◆ Page text ◆
----------------

Today first trail walk with the E collar and no hunting urges. She is happy to have the collar put on so she is not associating it with the stims. (she wore it for two weeks before I ever used it) I had to remind her once with a stim when a little squirrel tempted her by crossing the trail up close and I saw her muscles tense up. I now reward her when she sees something and returns to me freely, either with a toy or treat. It is exciting to see the progress. I find the E collar a huge responsibility to do it right, hence my questions to you and I thank you all for helping me get to this point with her.


----------



## Muskeg (Jun 15, 2012)

With my dogs I've adjusted my methods and gotten input from others (thanks Bailiff) and adjusted my training accordingly. The way I train, I want my dogs responding to my voice first, e-collar is just a means to re-enforce (correction) if needed. 

Because I always have my voice. The e-collar may fail, and voice is much quicker than pressing a button, especially with multiple dogs. I want my dogs responding to "here" and understanding "no" in any situation. Not just wildlife. I also train to respond to a whistle and the beep on the collar, but my voice command "here" is number one priority when it comes to reliability. 

I also train with corrections without using the e-collar to try to limit dependence. I could go on a training field without e-collars, but I would not trust my dogs completely not to chase a porcupine when we are running in the woods without, so I am not planning on weaning dogs off any time soon. They are young, full of vigor, and it's not worth the risk. It's also really hard to set dogs up to succeed if you are dealing with unpredictable wildlife. I know I can not physically hold back even my smallest dog (58 lbs) on a long line if she's built up momentum. With an e-collar I can. 

At this point my voice is usually enough, but I am not going to risk it or risk losing the reliability I've worked so hard for. The one most bothered by the collars is me (a pain to charge every day and they look ugly) but the dogs couldn't care less. With the collars they get freedom to run and that makes them and me very happy. Plenty of hunting dogs never lose the e-collar. 

But, the main point I'm making is I've focused on the dogs responding instantly to my voice versus depending on the collars for environmental corrections. This is what worked best for me, but this is different that the training method described by the OP. My goal in future is to have voice reliability without needing e-collar backup. For sport or off leash running. It seems easier to me to transition to no e-collar using this training method, but I am relatively new to all this, so I'd defer to those with more experience.


----------



## wolfy dog (Aug 1, 2012)

Muskeg said:


> With my dogs I've adjusted my methods and gotten input from others (thanks Bailiff) and adjusted my training accordingly. The way I train, I want my dogs responding to my voice first, e-collar is just a means to re-enforce (correction) if needed.
> 
> Because I always have my voice. The e-collar may fail, and voice is much quicker than pressing a button, especially with multiple dogs. I want my dogs responding to "here" and understanding "no" in any situation. Not just wildlife. I also train to respond to a whistle and the beep on the collar, but my voice command "here" is number one priority when it comes to reliability.
> 
> ...


I like your approach too. The way I have done it so far allows her to focus on me after the stim. It basically breaks her focus off of wildlife so she can redirect it to me. She is super obedient otherwise. And yes, I am reaching the conclusion to use the E collar longer than I had thought of earlier. But I am happy with the results.


----------



## SuperG (May 11, 2013)

----------------

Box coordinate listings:
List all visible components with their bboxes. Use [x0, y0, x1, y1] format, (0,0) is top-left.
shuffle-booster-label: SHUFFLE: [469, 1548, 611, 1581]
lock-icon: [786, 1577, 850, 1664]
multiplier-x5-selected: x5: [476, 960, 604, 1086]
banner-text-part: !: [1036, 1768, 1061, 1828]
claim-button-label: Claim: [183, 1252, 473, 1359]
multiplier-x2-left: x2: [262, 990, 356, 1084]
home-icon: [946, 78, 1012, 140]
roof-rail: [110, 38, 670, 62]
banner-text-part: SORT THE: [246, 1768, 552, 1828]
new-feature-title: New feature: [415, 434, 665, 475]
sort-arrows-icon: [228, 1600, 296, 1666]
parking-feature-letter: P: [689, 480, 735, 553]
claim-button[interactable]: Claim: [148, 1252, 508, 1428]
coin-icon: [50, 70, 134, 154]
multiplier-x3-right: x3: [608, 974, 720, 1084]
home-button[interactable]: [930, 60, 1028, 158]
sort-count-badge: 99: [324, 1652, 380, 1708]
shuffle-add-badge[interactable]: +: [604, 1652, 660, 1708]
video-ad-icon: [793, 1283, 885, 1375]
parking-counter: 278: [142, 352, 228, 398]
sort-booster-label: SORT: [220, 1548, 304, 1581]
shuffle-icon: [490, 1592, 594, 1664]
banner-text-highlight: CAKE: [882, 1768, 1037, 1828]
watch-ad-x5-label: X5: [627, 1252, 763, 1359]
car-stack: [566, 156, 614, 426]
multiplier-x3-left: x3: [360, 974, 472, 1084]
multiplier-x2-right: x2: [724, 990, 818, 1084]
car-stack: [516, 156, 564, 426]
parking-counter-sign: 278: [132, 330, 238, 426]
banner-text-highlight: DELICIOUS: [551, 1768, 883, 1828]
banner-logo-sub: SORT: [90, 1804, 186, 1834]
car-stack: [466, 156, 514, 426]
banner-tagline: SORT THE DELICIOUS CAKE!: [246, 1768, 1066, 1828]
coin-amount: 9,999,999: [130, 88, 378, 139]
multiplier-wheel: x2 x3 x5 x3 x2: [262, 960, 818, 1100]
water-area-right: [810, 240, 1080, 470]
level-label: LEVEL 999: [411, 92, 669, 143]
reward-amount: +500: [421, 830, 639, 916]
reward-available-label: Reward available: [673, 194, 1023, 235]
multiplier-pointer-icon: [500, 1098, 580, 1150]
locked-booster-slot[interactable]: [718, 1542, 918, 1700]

----------------

◆ Written exercise ◆
In the forum thread on e-collar training, how much does Muskeg's smallest dog weigh?

◆ Exercise result ◆
58 lbs.